THE TASK: Reproduce all of the listing below without alteration.

Stored items from a collection
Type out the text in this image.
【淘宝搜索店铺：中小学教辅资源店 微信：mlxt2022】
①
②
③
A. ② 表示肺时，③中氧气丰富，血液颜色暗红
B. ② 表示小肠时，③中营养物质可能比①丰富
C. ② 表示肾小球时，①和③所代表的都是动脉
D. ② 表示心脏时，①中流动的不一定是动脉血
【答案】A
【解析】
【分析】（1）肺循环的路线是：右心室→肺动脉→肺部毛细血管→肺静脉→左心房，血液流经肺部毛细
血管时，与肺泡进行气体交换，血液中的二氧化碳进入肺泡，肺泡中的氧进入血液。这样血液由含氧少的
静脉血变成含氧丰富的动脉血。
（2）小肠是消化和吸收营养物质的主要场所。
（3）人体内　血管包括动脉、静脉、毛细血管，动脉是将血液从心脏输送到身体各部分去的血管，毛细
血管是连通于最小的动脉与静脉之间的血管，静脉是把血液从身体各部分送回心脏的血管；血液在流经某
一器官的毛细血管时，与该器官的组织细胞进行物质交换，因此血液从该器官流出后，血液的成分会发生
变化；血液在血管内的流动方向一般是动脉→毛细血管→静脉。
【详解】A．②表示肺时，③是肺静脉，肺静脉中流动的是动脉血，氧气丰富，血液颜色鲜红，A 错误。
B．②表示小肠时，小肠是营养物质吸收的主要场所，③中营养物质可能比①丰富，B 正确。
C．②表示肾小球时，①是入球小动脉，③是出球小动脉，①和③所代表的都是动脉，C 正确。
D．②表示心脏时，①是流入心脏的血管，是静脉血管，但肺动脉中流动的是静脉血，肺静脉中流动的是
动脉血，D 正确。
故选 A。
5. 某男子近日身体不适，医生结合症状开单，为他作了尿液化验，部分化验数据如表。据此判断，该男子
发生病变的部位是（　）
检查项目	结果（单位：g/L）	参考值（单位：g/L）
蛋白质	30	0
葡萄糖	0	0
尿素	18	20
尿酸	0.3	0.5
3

SOLUTION TO THE EXERCISE:
Type out the text in this image.
【淘宝搜索店铺：中小学教辅资源店 微信：mlxt2022】
①
②
③
A. ② 表示肺时，③中氧气丰富，血液颜色暗红
B. ② 表示小肠时，③中营养物质可能比①丰富
C. ② 表示肾小球时，①和③所代表的都是动脉
D. ② 表示心脏时，①中流动的不一定是动脉血
【答案】A
【解析】
【分析】（1）肺循环的路线是：右心室→肺动脉→肺部毛细血管→肺静脉→左心房，血液流经肺部毛细
血管时，与肺泡进行气体交换，血液中的二氧化碳进入肺泡，肺泡中的氧进入血液。这样血液由含氧少的
静脉血变成含氧丰富的动脉血。
（2）小肠是消化和吸收营养物质的主要场所。
（3）人体内　血管包括动脉、静脉、毛细血管，动脉是将血液从心脏输送到身体各部分去的血管，毛细
血管是连通于最小的动脉与静脉之间的血管，静脉是把血液从身体各部分送回心脏的血管；血液在流经某
一器官的毛细血管时，与该器官的组织细胞进行物质交换，因此血液从该器官流出后，血液的成分会发生
变化；血液在血管内的流动方向一般是动脉→毛细血管→静脉。
【详解】A．②表示肺时，③是肺静脉，肺静脉中流动的是动脉血，氧气丰富，血液颜色鲜红，A 错误。
B．②表示小肠时，小肠是营养物质吸收的主要场所，③中营养物质可能比①丰富，B 正确。
C．②表示肾小球时，①是入球小动脉，③是出球小动脉，①和③所代表的都是动脉，C 正确。
D．②表示心脏时，①是流入心脏的血管，是静脉血管，但肺动脉中流动的是静脉血，肺静脉中流动的是
动脉血，D 正确。
故选 A。
5. 某男子近日身体不适，医生结合症状开单，为他作了尿液化验，部分化验数据如表。据此判断，该男子
发生病变的部位是（　）
检查项目	结果（单位：g/L）	参考值（单位：g/L）
蛋白质	30	0
葡萄糖	0	0
尿素	18	20
尿酸	0.3	0.5
3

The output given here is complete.